I have collected and read comic books for 31 years now, and while I sometimes read for relaxation, fun, or to appreciate fantastic stories and great literature, sometimes I'm reading them for the simple escapist need that prevails when I'm coming to the end of something (this semester) things are up in the air and I can't focus properly for straight text, or there's some kind of overarcing problem in my life. This is when I'm simply staving off the unresolved. Typically, I favor the TPB form of comics at these times because they're easier. The stack that's bedside right now:
Punisher: Circle of Blood - The 1980s series that was the 1st reinvention of the Punisher and the one that launched him into top-tier status as a Marvel character. Lots of gitty prison and espionage/betrayal stuff - the art's a little uneven, but a good solid story, like a 70s action movie.
Hellblazer: Dark Entries - A John Constantine story by my favorite Scots novelist, Ian Rankin. Involves hell, ghosts, bad karma and reality television. Good stuff.
Daredevil: Guardian Devil - The Kevin Smith / Joe Quesada run of DD that spawned the early 2000s round of interest in the character and inspired the movie, for better or for worse. I don't know how well the story's holding up, but the dialogue's Kevin Smith and the art's fun to look at. I think my favorite parts are the Black Widow and Dr. Strange cameos, so I don't know what that says about me.

SUPPLIED ENTRIES:

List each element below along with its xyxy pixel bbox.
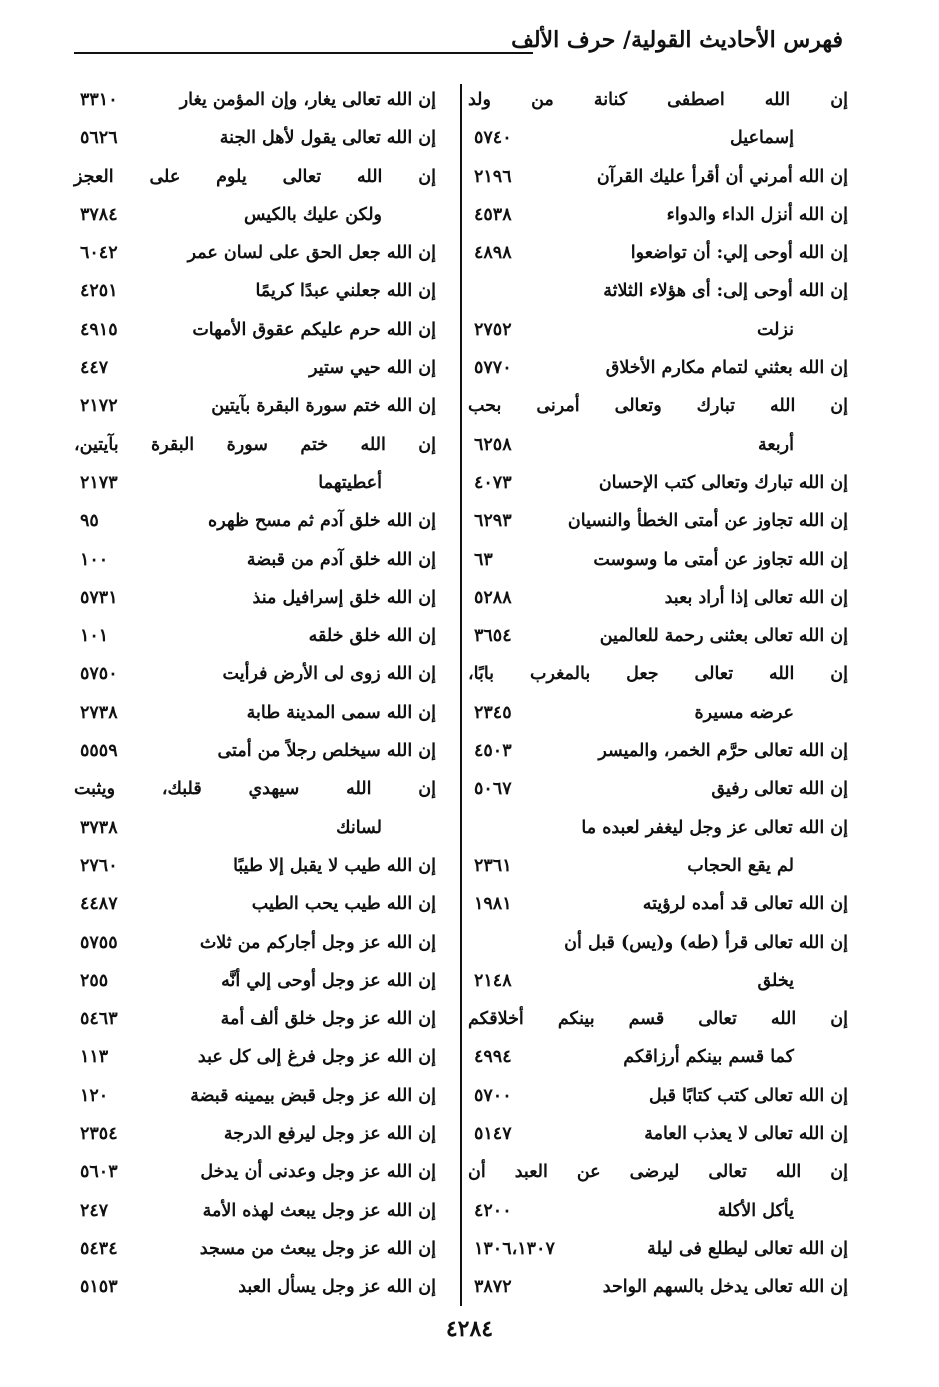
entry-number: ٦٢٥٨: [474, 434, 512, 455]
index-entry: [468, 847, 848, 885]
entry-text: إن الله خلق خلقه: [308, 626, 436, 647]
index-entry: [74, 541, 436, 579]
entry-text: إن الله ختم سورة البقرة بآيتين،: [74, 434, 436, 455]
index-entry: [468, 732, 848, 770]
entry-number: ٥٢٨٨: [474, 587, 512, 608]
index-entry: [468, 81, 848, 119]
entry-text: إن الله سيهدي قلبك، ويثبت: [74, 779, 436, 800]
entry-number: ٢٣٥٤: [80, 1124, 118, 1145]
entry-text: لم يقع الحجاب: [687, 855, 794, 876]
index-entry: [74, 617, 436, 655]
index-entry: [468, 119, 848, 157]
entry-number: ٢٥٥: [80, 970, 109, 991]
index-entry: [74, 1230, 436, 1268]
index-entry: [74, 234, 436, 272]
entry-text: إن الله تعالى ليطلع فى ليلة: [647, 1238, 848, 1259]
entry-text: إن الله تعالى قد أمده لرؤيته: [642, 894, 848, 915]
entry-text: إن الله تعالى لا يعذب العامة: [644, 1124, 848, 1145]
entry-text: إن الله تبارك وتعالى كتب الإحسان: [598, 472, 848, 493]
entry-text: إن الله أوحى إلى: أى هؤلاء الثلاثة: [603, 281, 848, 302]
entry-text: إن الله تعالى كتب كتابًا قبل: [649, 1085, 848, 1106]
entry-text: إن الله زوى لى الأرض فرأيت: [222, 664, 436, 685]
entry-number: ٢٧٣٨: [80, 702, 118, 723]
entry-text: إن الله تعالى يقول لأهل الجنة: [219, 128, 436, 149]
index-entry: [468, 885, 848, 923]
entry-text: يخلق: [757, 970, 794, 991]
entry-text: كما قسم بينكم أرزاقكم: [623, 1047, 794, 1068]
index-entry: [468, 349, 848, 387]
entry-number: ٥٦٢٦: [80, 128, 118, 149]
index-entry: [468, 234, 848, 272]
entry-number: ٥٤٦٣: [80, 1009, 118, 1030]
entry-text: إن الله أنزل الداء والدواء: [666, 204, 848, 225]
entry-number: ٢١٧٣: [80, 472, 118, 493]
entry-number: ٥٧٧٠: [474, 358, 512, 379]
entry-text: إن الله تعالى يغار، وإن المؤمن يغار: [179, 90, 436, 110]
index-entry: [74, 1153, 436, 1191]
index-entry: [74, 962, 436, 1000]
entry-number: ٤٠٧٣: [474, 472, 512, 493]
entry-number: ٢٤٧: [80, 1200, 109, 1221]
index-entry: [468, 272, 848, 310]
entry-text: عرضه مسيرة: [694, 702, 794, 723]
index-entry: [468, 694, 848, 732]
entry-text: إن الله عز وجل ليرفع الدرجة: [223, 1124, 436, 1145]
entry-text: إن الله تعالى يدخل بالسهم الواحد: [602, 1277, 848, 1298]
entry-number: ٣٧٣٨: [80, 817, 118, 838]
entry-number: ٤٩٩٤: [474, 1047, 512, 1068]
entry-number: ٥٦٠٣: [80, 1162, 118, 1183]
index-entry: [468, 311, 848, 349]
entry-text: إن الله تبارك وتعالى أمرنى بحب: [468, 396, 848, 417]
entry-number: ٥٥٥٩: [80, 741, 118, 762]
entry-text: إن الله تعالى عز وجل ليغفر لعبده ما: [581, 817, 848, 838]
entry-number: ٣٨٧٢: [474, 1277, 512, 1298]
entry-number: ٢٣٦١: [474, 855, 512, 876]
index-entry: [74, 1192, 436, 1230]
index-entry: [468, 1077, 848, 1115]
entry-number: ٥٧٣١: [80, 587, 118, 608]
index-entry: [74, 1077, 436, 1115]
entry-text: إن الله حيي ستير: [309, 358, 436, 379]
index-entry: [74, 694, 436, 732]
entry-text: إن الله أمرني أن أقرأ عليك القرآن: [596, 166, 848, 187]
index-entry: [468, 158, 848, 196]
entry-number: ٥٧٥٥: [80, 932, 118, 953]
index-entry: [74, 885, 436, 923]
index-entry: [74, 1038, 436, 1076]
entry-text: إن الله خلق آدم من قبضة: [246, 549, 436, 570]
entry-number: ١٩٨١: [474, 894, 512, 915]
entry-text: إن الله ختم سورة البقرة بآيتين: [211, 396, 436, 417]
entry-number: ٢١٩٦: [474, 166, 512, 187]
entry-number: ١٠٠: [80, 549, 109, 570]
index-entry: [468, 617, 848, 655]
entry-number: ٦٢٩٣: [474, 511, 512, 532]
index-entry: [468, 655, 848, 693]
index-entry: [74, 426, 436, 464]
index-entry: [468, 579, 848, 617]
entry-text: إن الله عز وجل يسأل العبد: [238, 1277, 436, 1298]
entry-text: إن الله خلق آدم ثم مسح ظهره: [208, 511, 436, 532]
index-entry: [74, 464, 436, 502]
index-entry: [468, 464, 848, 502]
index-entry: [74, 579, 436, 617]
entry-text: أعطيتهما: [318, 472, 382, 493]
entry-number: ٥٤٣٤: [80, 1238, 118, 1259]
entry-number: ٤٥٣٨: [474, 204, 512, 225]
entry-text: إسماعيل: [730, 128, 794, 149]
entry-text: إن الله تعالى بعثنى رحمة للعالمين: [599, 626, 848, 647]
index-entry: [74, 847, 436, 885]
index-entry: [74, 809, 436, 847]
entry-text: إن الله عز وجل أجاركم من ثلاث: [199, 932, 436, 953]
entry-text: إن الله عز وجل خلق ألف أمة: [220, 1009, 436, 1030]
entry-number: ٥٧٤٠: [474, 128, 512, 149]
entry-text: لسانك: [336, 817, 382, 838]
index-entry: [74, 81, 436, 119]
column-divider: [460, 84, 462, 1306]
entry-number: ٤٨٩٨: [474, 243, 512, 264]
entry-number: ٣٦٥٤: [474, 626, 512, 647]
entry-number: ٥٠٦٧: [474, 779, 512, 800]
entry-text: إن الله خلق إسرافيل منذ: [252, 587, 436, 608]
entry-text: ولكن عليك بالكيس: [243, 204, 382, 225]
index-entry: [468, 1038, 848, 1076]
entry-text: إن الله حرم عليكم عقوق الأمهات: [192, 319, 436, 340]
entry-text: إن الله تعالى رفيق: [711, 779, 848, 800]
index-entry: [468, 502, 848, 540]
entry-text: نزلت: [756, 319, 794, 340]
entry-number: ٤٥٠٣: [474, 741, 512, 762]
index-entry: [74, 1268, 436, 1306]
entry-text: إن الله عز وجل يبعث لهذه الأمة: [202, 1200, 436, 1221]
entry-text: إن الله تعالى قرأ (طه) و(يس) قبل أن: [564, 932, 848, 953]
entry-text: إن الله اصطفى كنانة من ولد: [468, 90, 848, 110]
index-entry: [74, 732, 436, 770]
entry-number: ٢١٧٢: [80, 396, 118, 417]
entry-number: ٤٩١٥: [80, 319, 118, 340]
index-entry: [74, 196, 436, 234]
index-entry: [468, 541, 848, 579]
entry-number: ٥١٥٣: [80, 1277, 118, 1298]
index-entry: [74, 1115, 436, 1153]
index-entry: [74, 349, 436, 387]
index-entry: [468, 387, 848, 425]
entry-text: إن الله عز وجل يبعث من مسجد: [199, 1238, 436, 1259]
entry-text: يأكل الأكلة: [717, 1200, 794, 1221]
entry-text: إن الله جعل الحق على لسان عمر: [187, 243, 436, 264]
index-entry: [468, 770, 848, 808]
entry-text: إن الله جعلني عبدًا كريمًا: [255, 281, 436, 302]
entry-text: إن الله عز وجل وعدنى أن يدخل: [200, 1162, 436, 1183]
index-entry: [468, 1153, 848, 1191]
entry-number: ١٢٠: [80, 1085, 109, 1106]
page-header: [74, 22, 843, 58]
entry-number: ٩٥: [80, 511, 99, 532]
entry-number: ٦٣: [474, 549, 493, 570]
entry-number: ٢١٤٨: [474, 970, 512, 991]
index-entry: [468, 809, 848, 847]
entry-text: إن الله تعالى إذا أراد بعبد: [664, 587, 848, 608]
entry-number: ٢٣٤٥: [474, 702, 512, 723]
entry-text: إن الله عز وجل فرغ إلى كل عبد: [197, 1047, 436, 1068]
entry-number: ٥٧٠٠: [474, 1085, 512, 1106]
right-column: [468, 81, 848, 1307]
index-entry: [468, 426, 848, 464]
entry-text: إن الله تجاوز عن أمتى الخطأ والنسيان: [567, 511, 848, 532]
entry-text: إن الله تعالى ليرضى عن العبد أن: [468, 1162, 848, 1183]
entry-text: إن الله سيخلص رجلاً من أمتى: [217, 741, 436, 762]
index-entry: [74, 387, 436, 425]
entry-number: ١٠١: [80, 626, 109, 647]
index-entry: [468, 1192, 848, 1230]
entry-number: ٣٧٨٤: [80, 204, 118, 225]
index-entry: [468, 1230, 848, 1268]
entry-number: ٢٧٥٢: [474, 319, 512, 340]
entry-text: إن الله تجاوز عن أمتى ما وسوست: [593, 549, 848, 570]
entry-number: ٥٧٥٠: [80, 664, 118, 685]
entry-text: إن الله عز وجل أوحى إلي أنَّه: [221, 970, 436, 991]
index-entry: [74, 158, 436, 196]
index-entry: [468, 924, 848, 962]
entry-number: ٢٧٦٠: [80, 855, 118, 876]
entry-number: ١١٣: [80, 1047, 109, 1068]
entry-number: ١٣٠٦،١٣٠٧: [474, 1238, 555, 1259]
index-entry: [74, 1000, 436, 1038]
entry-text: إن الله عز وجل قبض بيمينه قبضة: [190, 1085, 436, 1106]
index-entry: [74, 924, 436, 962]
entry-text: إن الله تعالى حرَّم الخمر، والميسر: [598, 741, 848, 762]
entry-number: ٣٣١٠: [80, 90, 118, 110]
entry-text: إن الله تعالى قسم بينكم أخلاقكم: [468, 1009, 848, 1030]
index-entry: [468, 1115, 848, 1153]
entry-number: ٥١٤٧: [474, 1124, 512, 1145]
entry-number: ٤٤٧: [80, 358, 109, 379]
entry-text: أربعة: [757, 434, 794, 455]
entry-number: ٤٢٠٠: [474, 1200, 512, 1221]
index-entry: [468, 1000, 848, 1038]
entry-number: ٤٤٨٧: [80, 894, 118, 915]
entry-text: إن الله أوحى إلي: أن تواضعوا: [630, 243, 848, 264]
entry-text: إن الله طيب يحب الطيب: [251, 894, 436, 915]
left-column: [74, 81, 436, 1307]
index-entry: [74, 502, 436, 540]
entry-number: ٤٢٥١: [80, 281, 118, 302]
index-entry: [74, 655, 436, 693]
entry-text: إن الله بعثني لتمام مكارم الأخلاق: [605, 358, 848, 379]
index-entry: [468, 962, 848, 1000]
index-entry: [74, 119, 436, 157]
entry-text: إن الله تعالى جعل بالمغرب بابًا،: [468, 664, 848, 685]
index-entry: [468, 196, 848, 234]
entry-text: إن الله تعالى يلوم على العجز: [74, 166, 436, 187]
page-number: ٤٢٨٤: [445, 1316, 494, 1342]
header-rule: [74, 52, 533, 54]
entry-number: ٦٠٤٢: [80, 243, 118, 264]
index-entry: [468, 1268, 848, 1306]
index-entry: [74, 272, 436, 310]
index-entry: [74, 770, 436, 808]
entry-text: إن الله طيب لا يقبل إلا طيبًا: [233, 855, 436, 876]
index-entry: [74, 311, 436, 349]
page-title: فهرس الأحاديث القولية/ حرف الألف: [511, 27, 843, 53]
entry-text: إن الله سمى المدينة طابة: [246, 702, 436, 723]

DIRECTIVE A:
In the comic book post, who wrote Hellblazer: Dark Entries?
DIRECTIVE B:
Carry the comic book post forward from its last sentence.
The listing has no connection to the comic book post.

TASK OUTPUT A:
Ian Rankin, whom the writer calls their favorite Scots novelist.

TASK OUTPUT B:
X-Men/Phoenix: Endsong - This one's mostly for the art, but the idea of Phoenix as an ever-evolving force of nature being explored here is pretty good - draws from a lot of X-Men continiuity, so may not be particularly reader-friendly to non-nerds.
Astonishing X-Men: Gifted, Dangerous, Torn & Unstoppable - Whedon and Cassaday's revolutionary X-Men run, four volumes. You will never read a superhero comic that is as consistently good and as much fan as this one manages to be for 25 regular issues, which is what this was. Whedon's Buffy was based on Kitty, and his dialogue captures X-Men interaction perfectly, while Cassaday's finishes, buildings, faces, and details are spot-on.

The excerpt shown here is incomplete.